─── Selected extract ───

The wave of women stepping forward to accuse Ailes encouraged many other women to open up about harassment they had faced from other high-ranking Fox employees. Rudi Bakhtiar (portrayed in 'Bombshell' by Nazanin Boniadi) spoke out about how journalist Brian Wilson offered her a promotion in exchange for an innuendo-laden "seeing the inside of her hotel room" whereas Juliet Huddy (portrayed by Jennifer Morrison) admitted that Bill O'Reilly had called her personal phone several times whilst pleasuring himself. Both women have since said, in an interview with Megyn Kelly, that their careers were completely derailed as a result of accusing both men of sexual harassment. "It was immediate," says Bakhtiar. "As soon as I complained I lost my job". It became evident that the systems of power in place were allowing these men to perpetuate workplace abuse by simply firing the women who dared to speak out. "It was like a giant part of you had literally been taken away", says Huddy. "I loved my job".
Stories of these injustices empowered Kelly to come forward and share her own experiences with Ailes and harassment in the hopes that it would support the case. Whilst Ailes had used blackmail to keep women silent individually, united they formed a wave of criticism that forced the public to sit up and take notice of his crimes.
That same year, on the 21st July 2016, Ailes resigned after 20 years of working at Fox and took up a position, unsurprisingly, as an advisor to Trump. His deputy, Bill Shine, was also forced to resign after being accused of covering up Ailes's crimes and the famously belligerent Fox host Bill O'Reilly was dismissed alongside them after facing sexual misconduct accusations of his own. Whilst this may seem like justice, however, the statistic in 'Bombshell' reveals that Fox paid 50 million dollars to the victims of the sexual harassment scandal - yet they paid 65 million dollars in severance to Ailes and O'Reilly. The bomb dropped by Carlson may have detonated their careers, but somehow both men still managed to find some financial compensation amongst the debris.

─── Excerpted records ───

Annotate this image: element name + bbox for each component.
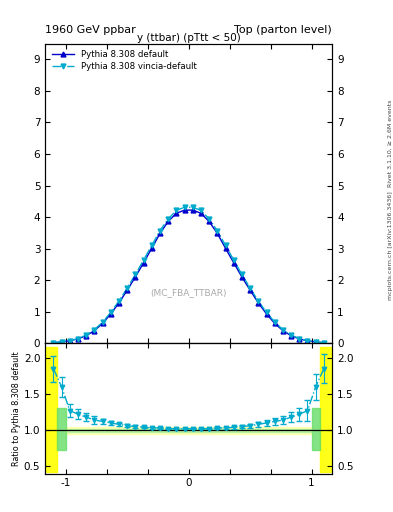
Bar — [66, 426, 312, 434]
Bar — [45, 347, 57, 472]
Bar — [320, 347, 332, 472]
Bar — [57, 409, 66, 451]
Text: Top (parton level): Top (parton level) — [234, 25, 332, 35]
Title: y (ttbar) (pTtt < 50): y (ttbar) (pTtt < 50) — [137, 33, 241, 42]
Bar — [66, 429, 312, 432]
Bar — [312, 409, 320, 451]
Legend: Pythia 8.308 default, Pythia 8.308 vincia-default: Pythia 8.308 default, Pythia 8.308 vinci… — [50, 48, 199, 74]
Text: Rivet 3.1.10, ≥ 2.6M events: Rivet 3.1.10, ≥ 2.6M events — [388, 100, 393, 187]
Y-axis label: Ratio to Pythia 8.308 default: Ratio to Pythia 8.308 default — [12, 351, 21, 466]
Text: 1960 GeV ppbar: 1960 GeV ppbar — [45, 25, 136, 35]
Text: mcplots.cern.ch [arXiv:1306.3436]: mcplots.cern.ch [arXiv:1306.3436] — [388, 191, 393, 300]
Text: (MC_FBA_TTBAR): (MC_FBA_TTBAR) — [151, 288, 227, 297]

───

Tasks to complete =
1) According to the Fox harassment text, on what date did Ailes resign from Fox?
2) In the Fox harassment text, why might the departures of Ailes and O'Reilly not amount to justice?
3) Print the Fox harassment text from "That same year, on" to "amongst the debris.".
You can complete everything here without the items.

Final answers =
1) Ailes resigned on July 21, 2016.

2) Fox paid 50 million dollars to the victims of the sexual harassment scandal but paid 65 million dollars in severance to Ailes and O'Reilly. Both men still received financial compensation even though their careers ended.

3)
That same year, on the 21st July 2016, Ailes resigned after 20 years of working at Fox and took up a position, unsurprisingly, as an advisor to Trump. His deputy, Bill Shine, was also forced to resign after being accused of covering up Ailes's crimes and the famously belligerent Fox host Bill O'Reilly was dismissed alongside them after facing sexual misconduct accusations of his own. Whilst this may seem like justice, however, the statistic in 'Bombshell' reveals that Fox paid 50 million dollars to the victims of the sexual harassment scandal - yet they paid 65 million dollars in severance to Ailes and O'Reilly. The bomb dropped by Carlson may have detonated their careers, but somehow both men still managed to find some financial compensation amongst the debris.